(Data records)
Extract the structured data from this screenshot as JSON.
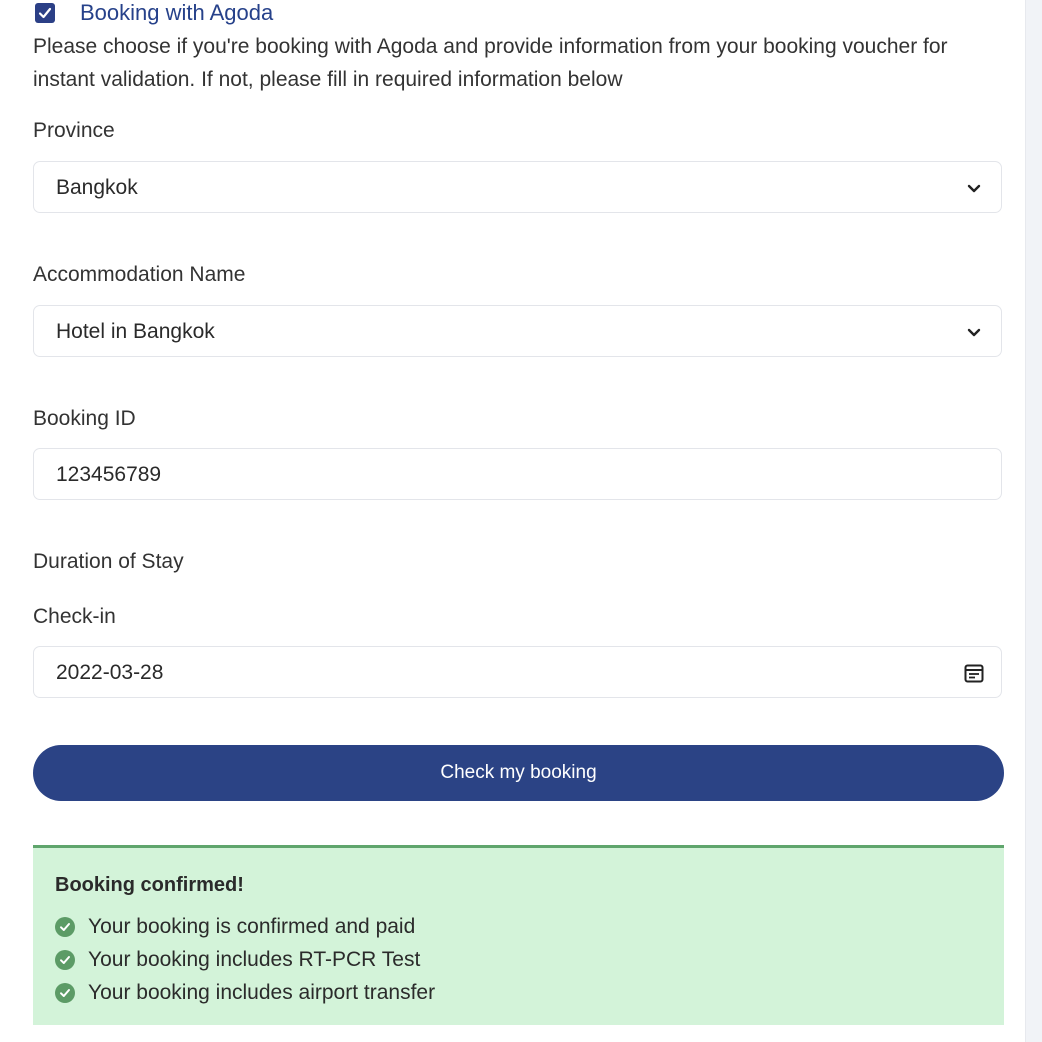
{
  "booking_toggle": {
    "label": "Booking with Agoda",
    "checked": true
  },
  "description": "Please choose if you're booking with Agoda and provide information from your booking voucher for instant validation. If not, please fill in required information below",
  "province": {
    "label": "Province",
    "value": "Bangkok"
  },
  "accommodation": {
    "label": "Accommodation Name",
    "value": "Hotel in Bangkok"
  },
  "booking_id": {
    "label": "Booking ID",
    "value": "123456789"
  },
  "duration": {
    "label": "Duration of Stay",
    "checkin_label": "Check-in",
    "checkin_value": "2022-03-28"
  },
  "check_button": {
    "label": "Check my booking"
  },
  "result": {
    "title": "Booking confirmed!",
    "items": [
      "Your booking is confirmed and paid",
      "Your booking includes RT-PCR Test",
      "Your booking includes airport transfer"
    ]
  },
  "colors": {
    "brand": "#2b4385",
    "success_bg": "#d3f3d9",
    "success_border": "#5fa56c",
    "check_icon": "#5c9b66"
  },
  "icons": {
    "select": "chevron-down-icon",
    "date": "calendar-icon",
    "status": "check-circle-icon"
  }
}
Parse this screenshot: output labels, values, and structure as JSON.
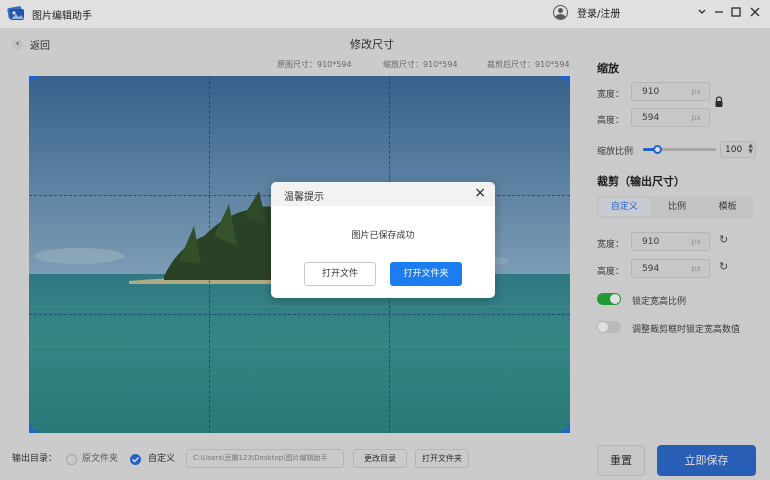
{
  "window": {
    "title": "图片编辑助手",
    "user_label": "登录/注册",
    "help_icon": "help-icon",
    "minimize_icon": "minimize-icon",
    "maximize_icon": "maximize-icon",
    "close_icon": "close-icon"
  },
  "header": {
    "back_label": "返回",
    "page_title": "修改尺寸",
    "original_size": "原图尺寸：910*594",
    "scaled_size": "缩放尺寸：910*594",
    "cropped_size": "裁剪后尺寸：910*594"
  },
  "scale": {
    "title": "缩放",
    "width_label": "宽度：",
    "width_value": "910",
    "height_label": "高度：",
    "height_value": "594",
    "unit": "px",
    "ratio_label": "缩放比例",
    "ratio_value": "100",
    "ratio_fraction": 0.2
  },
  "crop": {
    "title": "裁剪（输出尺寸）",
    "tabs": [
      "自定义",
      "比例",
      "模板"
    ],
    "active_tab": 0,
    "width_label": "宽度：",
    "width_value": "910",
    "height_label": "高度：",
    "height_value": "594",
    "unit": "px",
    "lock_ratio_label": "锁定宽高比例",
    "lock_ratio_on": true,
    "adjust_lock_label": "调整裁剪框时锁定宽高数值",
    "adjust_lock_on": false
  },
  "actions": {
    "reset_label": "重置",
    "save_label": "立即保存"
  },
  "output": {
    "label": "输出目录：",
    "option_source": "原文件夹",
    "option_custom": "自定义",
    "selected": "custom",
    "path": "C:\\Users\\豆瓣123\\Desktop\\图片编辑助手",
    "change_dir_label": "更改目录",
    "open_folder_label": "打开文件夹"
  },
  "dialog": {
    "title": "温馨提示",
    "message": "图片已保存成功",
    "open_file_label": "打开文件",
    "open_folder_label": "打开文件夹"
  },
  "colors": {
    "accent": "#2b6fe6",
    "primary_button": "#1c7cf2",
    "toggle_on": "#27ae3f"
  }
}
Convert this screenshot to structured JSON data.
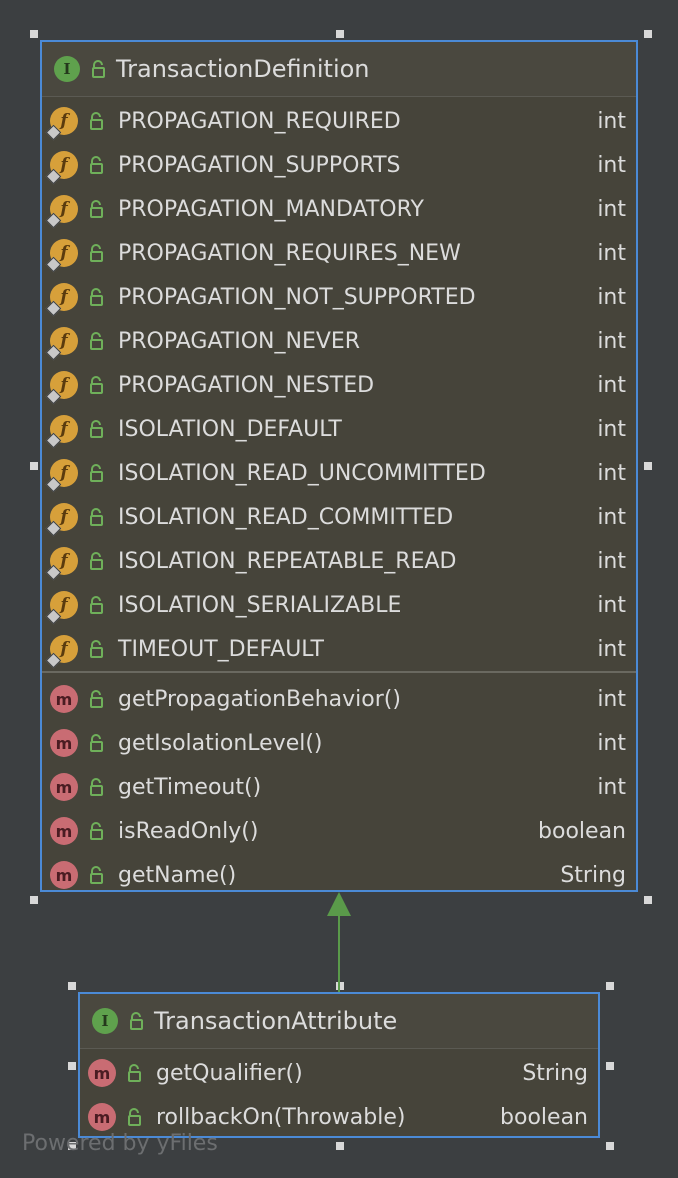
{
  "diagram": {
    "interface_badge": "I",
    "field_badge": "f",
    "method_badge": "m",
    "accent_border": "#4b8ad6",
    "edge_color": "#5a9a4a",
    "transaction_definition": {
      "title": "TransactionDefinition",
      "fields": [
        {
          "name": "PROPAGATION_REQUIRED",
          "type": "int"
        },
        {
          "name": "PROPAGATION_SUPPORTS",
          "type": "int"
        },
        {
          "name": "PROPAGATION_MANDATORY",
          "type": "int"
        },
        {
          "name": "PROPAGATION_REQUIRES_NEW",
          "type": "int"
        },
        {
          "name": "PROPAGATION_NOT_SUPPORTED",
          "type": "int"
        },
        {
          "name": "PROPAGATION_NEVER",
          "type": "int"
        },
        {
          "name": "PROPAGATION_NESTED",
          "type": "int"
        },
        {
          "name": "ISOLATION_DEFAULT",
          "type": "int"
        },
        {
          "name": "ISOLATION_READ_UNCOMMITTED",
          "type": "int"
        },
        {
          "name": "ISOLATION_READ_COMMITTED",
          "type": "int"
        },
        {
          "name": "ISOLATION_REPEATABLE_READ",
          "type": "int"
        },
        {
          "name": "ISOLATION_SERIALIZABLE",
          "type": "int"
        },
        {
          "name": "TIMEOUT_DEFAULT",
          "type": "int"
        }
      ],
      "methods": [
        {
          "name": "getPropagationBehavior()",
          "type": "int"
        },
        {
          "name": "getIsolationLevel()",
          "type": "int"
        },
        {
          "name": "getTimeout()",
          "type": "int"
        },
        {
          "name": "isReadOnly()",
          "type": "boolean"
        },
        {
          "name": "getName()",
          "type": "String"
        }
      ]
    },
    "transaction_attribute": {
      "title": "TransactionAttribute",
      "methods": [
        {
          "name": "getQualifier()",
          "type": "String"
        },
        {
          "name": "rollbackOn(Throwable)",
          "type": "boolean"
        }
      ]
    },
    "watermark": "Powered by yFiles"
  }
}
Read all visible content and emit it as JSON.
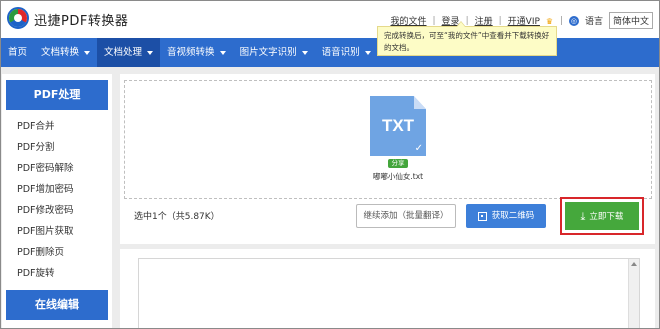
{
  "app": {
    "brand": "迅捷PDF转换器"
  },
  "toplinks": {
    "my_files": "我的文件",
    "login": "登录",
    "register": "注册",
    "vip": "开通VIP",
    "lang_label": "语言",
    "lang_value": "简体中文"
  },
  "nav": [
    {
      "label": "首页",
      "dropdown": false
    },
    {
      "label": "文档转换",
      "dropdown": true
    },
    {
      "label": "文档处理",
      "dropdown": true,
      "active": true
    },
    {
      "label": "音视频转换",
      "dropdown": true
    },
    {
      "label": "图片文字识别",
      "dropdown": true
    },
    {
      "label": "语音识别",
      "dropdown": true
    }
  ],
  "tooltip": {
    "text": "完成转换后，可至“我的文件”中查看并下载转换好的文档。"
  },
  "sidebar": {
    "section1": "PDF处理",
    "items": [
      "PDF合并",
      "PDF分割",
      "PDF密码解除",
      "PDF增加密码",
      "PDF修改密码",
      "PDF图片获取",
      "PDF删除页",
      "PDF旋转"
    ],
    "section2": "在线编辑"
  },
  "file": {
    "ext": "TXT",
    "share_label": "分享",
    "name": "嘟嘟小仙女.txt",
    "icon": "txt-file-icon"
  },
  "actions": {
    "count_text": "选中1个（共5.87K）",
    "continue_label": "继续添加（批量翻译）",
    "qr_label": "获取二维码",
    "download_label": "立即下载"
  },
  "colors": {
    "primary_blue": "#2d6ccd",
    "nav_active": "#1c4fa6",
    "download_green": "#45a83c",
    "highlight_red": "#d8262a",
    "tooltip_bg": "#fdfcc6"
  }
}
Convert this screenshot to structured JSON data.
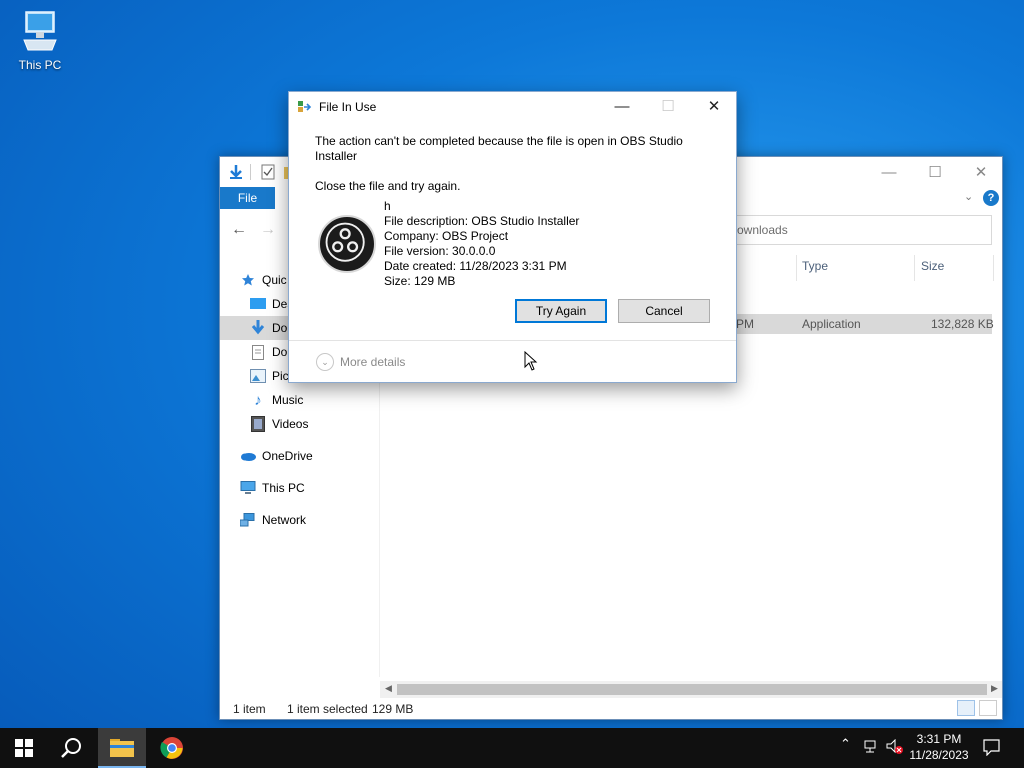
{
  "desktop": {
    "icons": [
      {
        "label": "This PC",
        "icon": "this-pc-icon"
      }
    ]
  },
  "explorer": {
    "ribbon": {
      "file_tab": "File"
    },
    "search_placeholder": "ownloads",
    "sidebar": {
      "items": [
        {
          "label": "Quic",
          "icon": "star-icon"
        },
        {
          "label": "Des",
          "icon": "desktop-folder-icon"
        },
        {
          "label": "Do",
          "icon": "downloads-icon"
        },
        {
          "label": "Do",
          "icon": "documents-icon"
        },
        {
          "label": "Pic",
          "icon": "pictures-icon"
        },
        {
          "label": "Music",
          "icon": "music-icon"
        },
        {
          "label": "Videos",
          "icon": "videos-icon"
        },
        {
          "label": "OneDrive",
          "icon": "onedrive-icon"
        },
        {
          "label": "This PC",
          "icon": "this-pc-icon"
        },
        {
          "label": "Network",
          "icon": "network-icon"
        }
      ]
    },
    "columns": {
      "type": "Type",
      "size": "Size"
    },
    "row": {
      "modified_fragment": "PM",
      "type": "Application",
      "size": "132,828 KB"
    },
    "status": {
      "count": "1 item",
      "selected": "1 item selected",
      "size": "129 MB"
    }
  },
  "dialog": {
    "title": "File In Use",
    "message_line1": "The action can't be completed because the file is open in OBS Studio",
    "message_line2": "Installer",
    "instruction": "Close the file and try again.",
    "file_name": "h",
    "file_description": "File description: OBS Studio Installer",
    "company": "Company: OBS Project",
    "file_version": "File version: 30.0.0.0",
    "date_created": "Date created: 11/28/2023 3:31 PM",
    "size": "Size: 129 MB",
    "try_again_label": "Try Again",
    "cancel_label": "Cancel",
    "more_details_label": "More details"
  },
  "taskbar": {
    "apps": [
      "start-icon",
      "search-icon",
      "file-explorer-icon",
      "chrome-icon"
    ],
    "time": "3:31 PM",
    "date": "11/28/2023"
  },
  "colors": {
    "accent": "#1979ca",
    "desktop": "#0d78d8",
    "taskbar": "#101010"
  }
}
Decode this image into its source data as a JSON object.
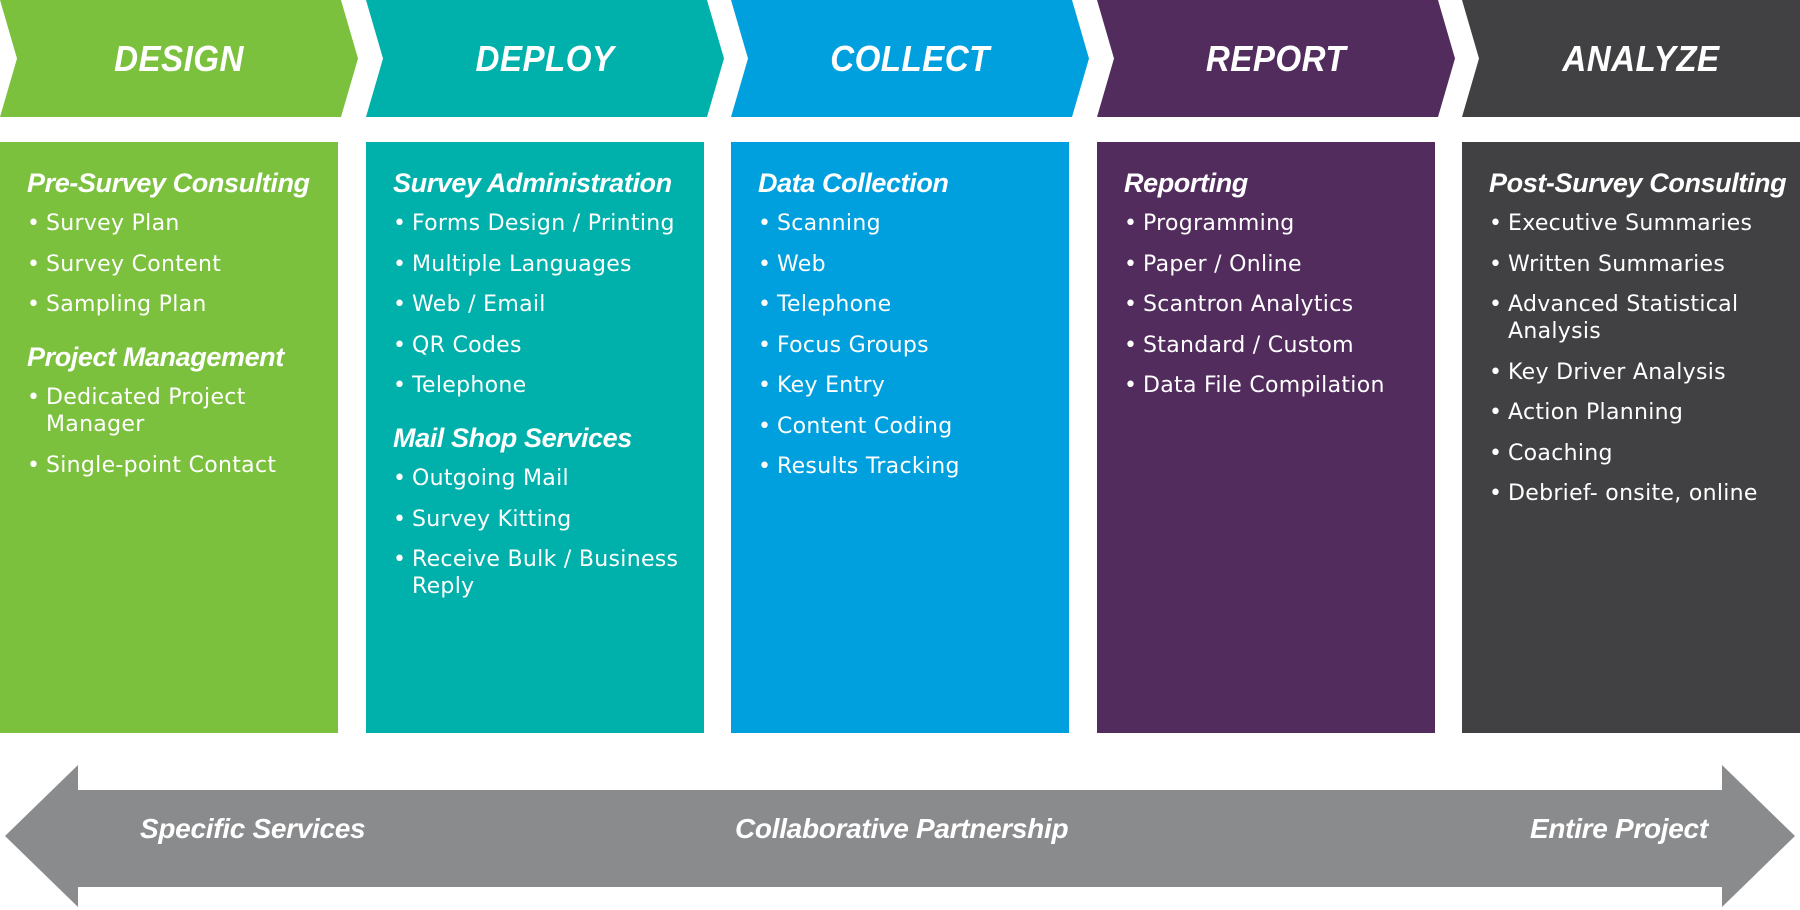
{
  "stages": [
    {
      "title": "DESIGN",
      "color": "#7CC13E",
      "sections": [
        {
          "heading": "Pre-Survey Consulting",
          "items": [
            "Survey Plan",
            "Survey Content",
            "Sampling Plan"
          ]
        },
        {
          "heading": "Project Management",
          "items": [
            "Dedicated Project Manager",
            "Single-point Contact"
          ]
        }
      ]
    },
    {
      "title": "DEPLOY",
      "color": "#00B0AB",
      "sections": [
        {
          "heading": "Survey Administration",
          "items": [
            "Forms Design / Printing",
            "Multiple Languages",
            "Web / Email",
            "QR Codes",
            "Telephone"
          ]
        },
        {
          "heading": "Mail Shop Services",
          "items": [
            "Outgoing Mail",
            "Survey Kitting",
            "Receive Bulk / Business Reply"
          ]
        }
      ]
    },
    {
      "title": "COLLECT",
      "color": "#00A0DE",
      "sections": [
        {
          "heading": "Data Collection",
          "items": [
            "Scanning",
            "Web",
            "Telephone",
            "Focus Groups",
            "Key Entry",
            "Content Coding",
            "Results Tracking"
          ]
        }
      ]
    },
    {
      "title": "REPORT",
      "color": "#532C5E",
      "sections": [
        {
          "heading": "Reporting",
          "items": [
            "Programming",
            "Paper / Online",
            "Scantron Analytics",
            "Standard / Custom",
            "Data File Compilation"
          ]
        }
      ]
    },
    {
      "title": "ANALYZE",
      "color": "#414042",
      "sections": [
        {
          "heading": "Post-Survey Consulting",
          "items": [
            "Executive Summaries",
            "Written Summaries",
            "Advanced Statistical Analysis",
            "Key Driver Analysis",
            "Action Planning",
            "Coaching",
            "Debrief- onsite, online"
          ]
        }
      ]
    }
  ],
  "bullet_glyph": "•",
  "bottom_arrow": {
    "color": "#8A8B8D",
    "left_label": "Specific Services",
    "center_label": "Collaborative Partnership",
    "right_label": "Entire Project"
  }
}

Work to complete> Look through the listing above. Pick out each line with "description" and copy it.

Solution>
  "description": "Please choose if you're booking with Agoda and provide information from your booking voucher for instant validation. If not, please fill in required information below",
    "file_description": "File description: OBS Studio Installer",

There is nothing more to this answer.